▶ _Short task_:
Keep only the lines of the data below that contain "Vlaanderen", and copy them.
-- BEGIN --
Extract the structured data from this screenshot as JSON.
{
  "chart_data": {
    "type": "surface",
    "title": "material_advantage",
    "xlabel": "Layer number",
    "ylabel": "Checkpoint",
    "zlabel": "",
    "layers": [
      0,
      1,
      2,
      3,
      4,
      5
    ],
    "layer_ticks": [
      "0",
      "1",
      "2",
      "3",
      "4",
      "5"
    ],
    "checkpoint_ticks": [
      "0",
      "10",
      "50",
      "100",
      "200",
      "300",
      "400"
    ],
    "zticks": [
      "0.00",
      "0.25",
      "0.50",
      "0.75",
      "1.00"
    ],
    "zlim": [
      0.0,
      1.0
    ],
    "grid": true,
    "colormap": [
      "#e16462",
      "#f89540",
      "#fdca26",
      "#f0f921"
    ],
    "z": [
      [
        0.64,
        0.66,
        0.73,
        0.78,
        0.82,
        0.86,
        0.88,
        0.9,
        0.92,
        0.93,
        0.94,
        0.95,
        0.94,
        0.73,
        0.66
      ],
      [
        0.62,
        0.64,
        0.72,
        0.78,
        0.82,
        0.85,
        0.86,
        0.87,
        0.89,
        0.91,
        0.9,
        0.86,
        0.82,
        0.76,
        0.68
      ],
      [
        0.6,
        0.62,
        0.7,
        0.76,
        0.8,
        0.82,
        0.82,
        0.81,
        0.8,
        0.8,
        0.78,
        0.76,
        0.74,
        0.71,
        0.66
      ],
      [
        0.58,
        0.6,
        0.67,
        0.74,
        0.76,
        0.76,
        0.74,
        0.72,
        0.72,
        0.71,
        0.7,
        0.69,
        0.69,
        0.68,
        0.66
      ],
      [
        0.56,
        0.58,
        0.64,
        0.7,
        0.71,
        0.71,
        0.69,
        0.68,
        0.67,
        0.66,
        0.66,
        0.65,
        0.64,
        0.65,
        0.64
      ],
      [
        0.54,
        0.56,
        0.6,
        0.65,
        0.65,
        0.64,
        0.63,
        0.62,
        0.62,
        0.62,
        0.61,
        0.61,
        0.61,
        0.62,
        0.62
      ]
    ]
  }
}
-- END --
-- BEGIN --
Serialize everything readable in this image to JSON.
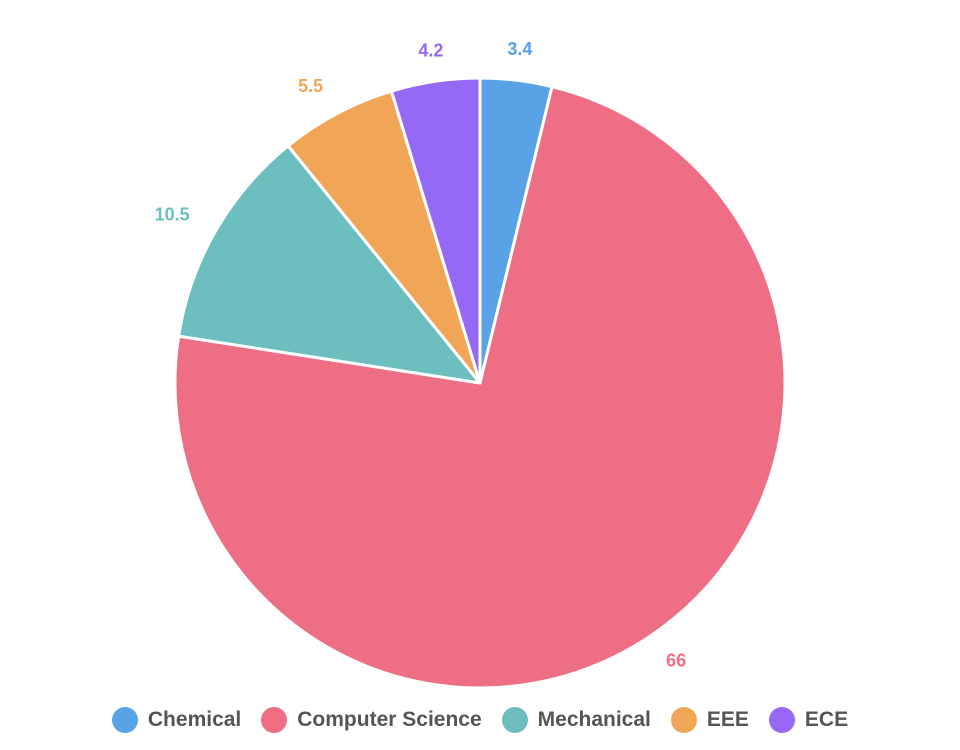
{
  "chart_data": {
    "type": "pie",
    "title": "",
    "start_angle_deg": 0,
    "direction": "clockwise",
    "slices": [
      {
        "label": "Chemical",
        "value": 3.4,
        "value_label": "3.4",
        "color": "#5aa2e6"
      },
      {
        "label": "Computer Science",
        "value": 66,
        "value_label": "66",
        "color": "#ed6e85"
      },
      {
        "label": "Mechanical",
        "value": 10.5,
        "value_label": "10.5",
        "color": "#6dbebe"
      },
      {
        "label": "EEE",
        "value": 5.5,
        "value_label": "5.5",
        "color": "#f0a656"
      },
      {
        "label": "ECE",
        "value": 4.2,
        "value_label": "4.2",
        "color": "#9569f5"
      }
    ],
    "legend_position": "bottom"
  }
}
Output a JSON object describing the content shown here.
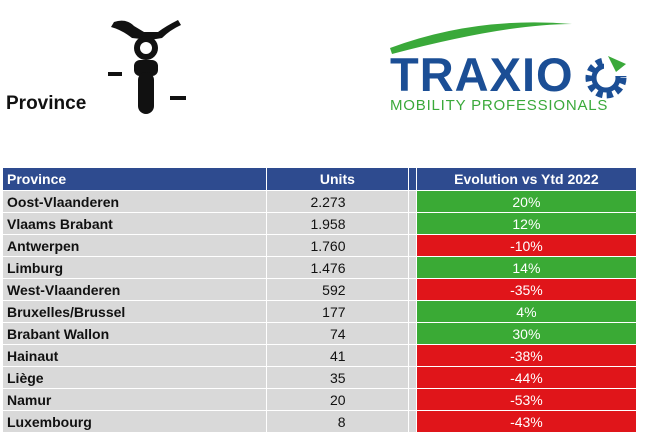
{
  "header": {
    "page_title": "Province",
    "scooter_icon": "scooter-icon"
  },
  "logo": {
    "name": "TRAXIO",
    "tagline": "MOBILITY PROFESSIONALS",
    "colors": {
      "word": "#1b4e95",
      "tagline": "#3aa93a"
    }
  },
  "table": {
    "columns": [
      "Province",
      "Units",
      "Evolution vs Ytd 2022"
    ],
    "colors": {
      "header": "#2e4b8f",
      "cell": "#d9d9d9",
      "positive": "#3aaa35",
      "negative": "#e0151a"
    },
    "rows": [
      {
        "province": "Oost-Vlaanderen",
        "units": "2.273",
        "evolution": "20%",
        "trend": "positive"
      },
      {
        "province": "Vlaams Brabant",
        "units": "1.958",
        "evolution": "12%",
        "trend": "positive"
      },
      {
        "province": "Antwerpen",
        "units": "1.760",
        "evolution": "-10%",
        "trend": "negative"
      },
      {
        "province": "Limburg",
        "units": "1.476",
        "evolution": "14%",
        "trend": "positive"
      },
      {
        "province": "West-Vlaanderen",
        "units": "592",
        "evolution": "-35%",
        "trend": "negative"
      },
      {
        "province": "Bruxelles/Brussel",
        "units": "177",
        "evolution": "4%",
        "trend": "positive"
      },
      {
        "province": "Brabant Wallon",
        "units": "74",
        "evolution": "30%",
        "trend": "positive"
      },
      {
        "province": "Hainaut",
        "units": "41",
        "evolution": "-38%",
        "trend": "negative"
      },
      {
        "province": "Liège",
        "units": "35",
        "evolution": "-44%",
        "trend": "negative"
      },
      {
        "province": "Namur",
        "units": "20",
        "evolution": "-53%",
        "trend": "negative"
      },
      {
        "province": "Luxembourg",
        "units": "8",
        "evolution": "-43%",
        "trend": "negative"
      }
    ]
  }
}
-- END --
-- BEGIN --
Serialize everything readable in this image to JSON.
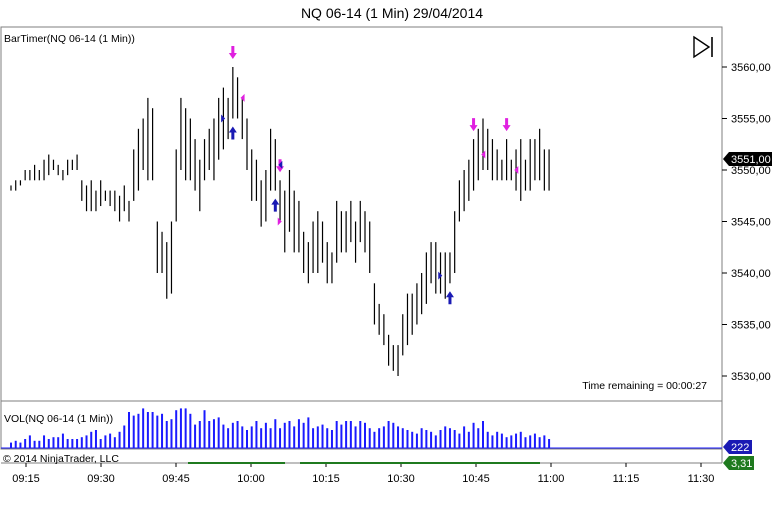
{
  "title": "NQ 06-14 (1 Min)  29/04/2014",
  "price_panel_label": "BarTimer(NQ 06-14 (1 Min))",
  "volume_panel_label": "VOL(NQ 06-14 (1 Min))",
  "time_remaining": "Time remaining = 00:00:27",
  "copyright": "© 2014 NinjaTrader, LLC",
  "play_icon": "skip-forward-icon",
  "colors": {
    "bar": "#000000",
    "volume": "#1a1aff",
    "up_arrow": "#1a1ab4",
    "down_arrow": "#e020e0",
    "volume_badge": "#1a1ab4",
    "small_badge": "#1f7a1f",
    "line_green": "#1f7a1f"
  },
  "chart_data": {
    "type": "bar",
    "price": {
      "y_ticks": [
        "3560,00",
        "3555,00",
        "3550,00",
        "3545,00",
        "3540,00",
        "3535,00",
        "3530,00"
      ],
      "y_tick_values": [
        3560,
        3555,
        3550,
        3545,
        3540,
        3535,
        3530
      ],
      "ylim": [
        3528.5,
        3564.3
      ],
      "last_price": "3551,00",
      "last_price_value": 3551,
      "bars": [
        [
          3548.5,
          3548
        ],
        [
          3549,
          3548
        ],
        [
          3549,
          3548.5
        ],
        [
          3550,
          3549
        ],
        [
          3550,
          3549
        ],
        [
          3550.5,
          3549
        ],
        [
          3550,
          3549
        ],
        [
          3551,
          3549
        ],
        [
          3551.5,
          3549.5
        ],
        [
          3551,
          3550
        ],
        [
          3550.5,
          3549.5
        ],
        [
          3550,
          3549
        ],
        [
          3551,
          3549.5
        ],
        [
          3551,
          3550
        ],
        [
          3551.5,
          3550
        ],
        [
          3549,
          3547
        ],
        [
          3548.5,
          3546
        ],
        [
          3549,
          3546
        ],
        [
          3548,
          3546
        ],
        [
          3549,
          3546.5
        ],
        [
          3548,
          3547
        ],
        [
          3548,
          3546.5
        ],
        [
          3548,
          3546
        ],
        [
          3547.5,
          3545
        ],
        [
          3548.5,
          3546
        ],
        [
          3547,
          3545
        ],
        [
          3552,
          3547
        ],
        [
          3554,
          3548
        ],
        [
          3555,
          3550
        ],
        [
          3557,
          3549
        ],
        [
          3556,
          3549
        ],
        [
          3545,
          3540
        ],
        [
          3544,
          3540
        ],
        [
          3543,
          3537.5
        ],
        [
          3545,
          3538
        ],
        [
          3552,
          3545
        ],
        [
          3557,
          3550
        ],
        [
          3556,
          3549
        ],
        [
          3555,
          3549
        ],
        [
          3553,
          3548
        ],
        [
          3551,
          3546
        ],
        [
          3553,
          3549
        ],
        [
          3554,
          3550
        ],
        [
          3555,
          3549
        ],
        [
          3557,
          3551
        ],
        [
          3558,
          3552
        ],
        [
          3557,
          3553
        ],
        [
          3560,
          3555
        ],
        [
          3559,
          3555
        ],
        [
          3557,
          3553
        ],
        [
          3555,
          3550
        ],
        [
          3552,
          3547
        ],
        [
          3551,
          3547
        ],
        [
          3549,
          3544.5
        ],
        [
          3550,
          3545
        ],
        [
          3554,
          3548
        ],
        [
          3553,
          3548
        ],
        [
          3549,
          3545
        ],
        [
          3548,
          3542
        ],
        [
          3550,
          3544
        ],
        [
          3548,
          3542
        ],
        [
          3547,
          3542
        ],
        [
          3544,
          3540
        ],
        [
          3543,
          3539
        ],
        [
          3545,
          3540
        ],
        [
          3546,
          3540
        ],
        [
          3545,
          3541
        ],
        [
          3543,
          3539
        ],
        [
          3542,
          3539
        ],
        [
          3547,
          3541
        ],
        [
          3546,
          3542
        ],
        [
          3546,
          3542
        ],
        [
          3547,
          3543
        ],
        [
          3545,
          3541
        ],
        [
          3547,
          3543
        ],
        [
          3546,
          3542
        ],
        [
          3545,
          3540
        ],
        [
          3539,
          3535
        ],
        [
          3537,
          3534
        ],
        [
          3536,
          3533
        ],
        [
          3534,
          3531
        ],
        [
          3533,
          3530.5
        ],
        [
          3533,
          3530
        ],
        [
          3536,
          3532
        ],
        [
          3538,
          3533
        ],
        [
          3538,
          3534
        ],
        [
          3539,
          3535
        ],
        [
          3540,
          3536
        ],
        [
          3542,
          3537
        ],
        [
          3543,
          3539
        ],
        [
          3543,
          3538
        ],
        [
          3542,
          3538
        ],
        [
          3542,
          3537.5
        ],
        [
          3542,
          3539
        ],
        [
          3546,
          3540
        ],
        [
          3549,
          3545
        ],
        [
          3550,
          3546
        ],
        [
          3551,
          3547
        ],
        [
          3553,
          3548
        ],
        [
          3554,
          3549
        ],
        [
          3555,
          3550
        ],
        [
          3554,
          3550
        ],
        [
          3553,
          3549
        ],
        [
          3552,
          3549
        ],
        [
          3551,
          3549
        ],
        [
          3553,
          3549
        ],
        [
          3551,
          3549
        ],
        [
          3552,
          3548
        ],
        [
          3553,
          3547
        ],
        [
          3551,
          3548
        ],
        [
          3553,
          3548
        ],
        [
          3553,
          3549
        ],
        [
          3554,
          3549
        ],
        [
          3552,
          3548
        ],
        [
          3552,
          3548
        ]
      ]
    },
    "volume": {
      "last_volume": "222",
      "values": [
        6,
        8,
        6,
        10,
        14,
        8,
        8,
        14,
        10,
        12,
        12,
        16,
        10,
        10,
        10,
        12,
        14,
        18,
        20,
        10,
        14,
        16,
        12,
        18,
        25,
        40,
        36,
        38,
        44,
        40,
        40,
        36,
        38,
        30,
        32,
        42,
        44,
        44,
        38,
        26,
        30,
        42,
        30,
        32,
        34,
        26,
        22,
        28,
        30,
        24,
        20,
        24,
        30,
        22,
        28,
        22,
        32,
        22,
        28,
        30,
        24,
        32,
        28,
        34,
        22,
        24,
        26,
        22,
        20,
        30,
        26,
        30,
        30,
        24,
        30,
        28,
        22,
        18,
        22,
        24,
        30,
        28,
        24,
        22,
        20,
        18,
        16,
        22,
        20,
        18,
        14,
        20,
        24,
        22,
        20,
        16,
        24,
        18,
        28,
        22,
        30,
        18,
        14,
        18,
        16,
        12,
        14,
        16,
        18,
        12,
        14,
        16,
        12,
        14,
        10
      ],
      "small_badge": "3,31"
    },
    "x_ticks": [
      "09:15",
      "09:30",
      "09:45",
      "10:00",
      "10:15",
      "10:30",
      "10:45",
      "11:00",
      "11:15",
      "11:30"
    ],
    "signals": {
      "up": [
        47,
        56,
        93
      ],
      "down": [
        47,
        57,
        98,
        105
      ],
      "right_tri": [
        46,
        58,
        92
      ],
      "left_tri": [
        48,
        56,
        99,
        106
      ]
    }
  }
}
-- END --
▶ _Response to the task_:
        "province": "Oost-Vlaanderen",
        "province": "West-Vlaanderen",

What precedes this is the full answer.